=== Data extract ===

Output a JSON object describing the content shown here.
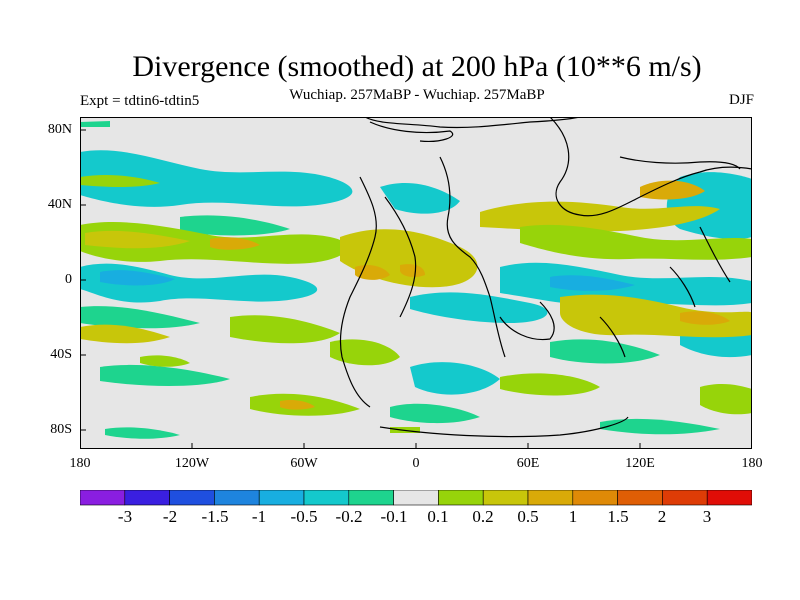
{
  "title": "Divergence (smoothed) at 200 hPa (10**6 m/s)",
  "subtitle": "Wuchiap. 257MaBP - Wuchiap. 257MaBP",
  "left_label": "Expt = tdtin6-tdtin5",
  "season": "DJF",
  "lat_labels": [
    "80N",
    "40N",
    "0",
    "40S",
    "80S"
  ],
  "lon_labels": [
    "180",
    "120W",
    "60W",
    "0",
    "60E",
    "120E",
    "180"
  ],
  "colorbar": {
    "labels": [
      "-3",
      "-2",
      "-1.5",
      "-1",
      "-0.5",
      "-0.2",
      "-0.1",
      "0.1",
      "0.2",
      "0.5",
      "1",
      "1.5",
      "2",
      "3"
    ],
    "colors": [
      "#8a1ee0",
      "#3a1fe0",
      "#1f4fdf",
      "#1e84de",
      "#18aee0",
      "#14c9cc",
      "#1ed48e",
      "#e6e6e6",
      "#97d40a",
      "#c8c60a",
      "#d9aa08",
      "#df8a07",
      "#df5e05",
      "#de3c06",
      "#e00d07"
    ]
  },
  "colors": {
    "background": "#e6e6e6",
    "coastline": "#000000"
  }
}
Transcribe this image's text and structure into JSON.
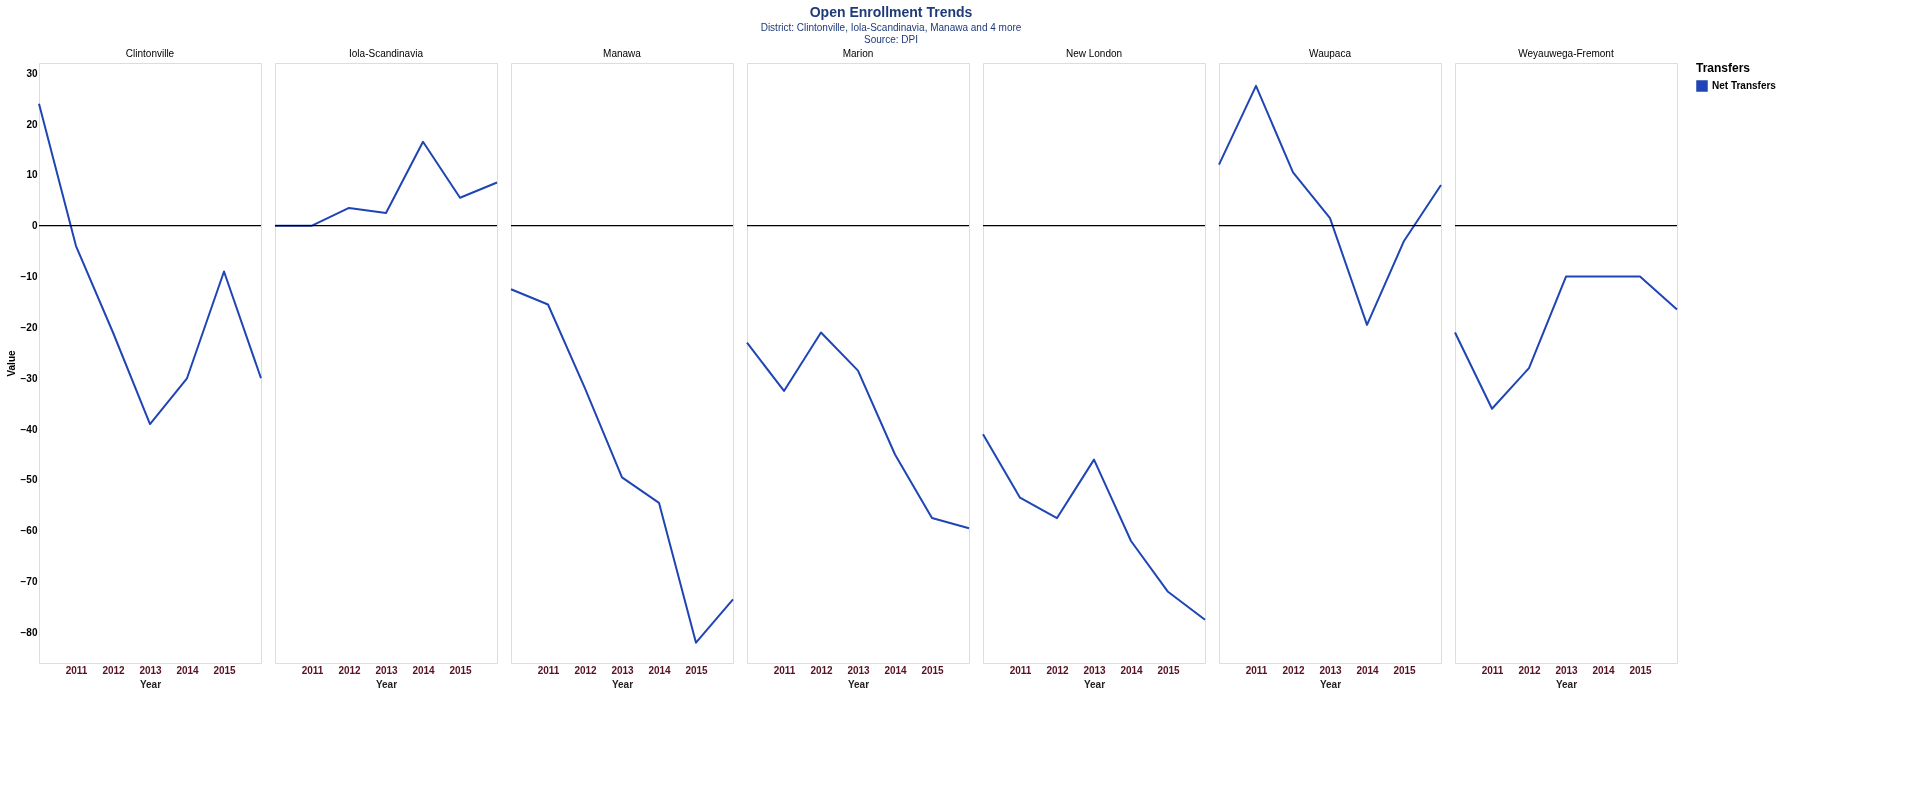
{
  "chart_data": [
    {
      "type": "other",
      "title": "Open Enrollment Trends",
      "subtitle": "District: Clintonville, Iola-Scandinavia, Manawa and 4 more",
      "annotations": [
        "Source: DPI"
      ]
    },
    {
      "type": "line",
      "title": "Clintonville",
      "xlabel": "Year",
      "ylabel": "Value",
      "x": [
        2010,
        2011,
        2012,
        2013,
        2014,
        2015,
        2016
      ],
      "xlim": [
        2010,
        2016
      ],
      "xticks": [
        2011,
        2012,
        2013,
        2014,
        2015
      ],
      "ylim": [
        -86,
        32
      ],
      "yticks": [
        -80,
        -70,
        -60,
        -50,
        -40,
        -30,
        -20,
        -10,
        0,
        10,
        20,
        30
      ],
      "grid": false,
      "ref_lines": [
        {
          "axis": "y",
          "value": 0,
          "color": "#000000"
        }
      ],
      "series": [
        {
          "color": "#1f45b5",
          "values": [
            24,
            -4,
            -21,
            -39,
            -30,
            -9,
            -30
          ]
        }
      ]
    },
    {
      "type": "line",
      "title": "Iola-Scandinavia",
      "xlabel": "Year",
      "x": [
        2010,
        2011,
        2012,
        2013,
        2014,
        2015,
        2016
      ],
      "xlim": [
        2010,
        2016
      ],
      "xticks": [
        2011,
        2012,
        2013,
        2014,
        2015
      ],
      "ylim": [
        -86,
        32
      ],
      "yticks": [
        -80,
        -70,
        -60,
        -50,
        -40,
        -30,
        -20,
        -10,
        0,
        10,
        20,
        30
      ],
      "tick_labels": "x",
      "grid": false,
      "ref_lines": [
        {
          "axis": "y",
          "value": 0,
          "color": "#000000"
        }
      ],
      "series": [
        {
          "color": "#1f45b5",
          "values": [
            0,
            0,
            3.5,
            2.5,
            16.5,
            5.5,
            8.5
          ]
        }
      ]
    },
    {
      "type": "line",
      "title": "Manawa",
      "xlabel": "Year",
      "x": [
        2010,
        2011,
        2012,
        2013,
        2014,
        2015,
        2016
      ],
      "xlim": [
        2010,
        2016
      ],
      "xticks": [
        2011,
        2012,
        2013,
        2014,
        2015
      ],
      "ylim": [
        -86,
        32
      ],
      "yticks": [
        -80,
        -70,
        -60,
        -50,
        -40,
        -30,
        -20,
        -10,
        0,
        10,
        20,
        30
      ],
      "tick_labels": "x",
      "grid": false,
      "ref_lines": [
        {
          "axis": "y",
          "value": 0,
          "color": "#000000"
        }
      ],
      "series": [
        {
          "color": "#1f45b5",
          "values": [
            -12.5,
            -15.5,
            -32,
            -49.5,
            -54.5,
            -82,
            -73.5
          ]
        }
      ]
    },
    {
      "type": "line",
      "title": "Marion",
      "xlabel": "Year",
      "x": [
        2010,
        2011,
        2012,
        2013,
        2014,
        2015,
        2016
      ],
      "xlim": [
        2010,
        2016
      ],
      "xticks": [
        2011,
        2012,
        2013,
        2014,
        2015
      ],
      "ylim": [
        -86,
        32
      ],
      "yticks": [
        -80,
        -70,
        -60,
        -50,
        -40,
        -30,
        -20,
        -10,
        0,
        10,
        20,
        30
      ],
      "tick_labels": "x",
      "grid": false,
      "ref_lines": [
        {
          "axis": "y",
          "value": 0,
          "color": "#000000"
        }
      ],
      "series": [
        {
          "color": "#1f45b5",
          "values": [
            -23,
            -32.5,
            -21,
            -28.5,
            -45,
            -57.5,
            -59.5
          ]
        }
      ]
    },
    {
      "type": "line",
      "title": "New London",
      "xlabel": "Year",
      "x": [
        2010,
        2011,
        2012,
        2013,
        2014,
        2015,
        2016
      ],
      "xlim": [
        2010,
        2016
      ],
      "xticks": [
        2011,
        2012,
        2013,
        2014,
        2015
      ],
      "ylim": [
        -86,
        32
      ],
      "yticks": [
        -80,
        -70,
        -60,
        -50,
        -40,
        -30,
        -20,
        -10,
        0,
        10,
        20,
        30
      ],
      "tick_labels": "x",
      "grid": false,
      "ref_lines": [
        {
          "axis": "y",
          "value": 0,
          "color": "#000000"
        }
      ],
      "series": [
        {
          "color": "#1f45b5",
          "values": [
            -41,
            -53.5,
            -57.5,
            -46,
            -62,
            -72,
            -77.5
          ]
        }
      ]
    },
    {
      "type": "line",
      "title": "Waupaca",
      "xlabel": "Year",
      "x": [
        2010,
        2011,
        2012,
        2013,
        2014,
        2015,
        2016
      ],
      "xlim": [
        2010,
        2016
      ],
      "xticks": [
        2011,
        2012,
        2013,
        2014,
        2015
      ],
      "ylim": [
        -86,
        32
      ],
      "yticks": [
        -80,
        -70,
        -60,
        -50,
        -40,
        -30,
        -20,
        -10,
        0,
        10,
        20,
        30
      ],
      "tick_labels": "x",
      "grid": false,
      "ref_lines": [
        {
          "axis": "y",
          "value": 0,
          "color": "#000000"
        }
      ],
      "series": [
        {
          "color": "#1f45b5",
          "values": [
            12,
            27.5,
            10.5,
            1.5,
            -19.5,
            -3,
            8
          ]
        }
      ]
    },
    {
      "type": "line",
      "title": "Weyauwega-Fremont",
      "xlabel": "Year",
      "x": [
        2010,
        2011,
        2012,
        2013,
        2014,
        2015,
        2016
      ],
      "xlim": [
        2010,
        2016
      ],
      "xticks": [
        2011,
        2012,
        2013,
        2014,
        2015
      ],
      "ylim": [
        -86,
        32
      ],
      "yticks": [
        -80,
        -70,
        -60,
        -50,
        -40,
        -30,
        -20,
        -10,
        0,
        10,
        20,
        30
      ],
      "tick_labels": "x",
      "grid": false,
      "legend": "right",
      "legend_title": "Transfers",
      "ref_lines": [
        {
          "axis": "y",
          "value": 0,
          "color": "#000000"
        }
      ],
      "series": [
        {
          "name": "Net Transfers",
          "color": "#1f45b5",
          "values": [
            -21,
            -36,
            -28,
            -10,
            -10,
            -10,
            -16.5
          ]
        }
      ]
    }
  ]
}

===

**Problem details:** State how many lines of the listing above hold the word "Manawa", with nothing but the number.

**Output below:** 2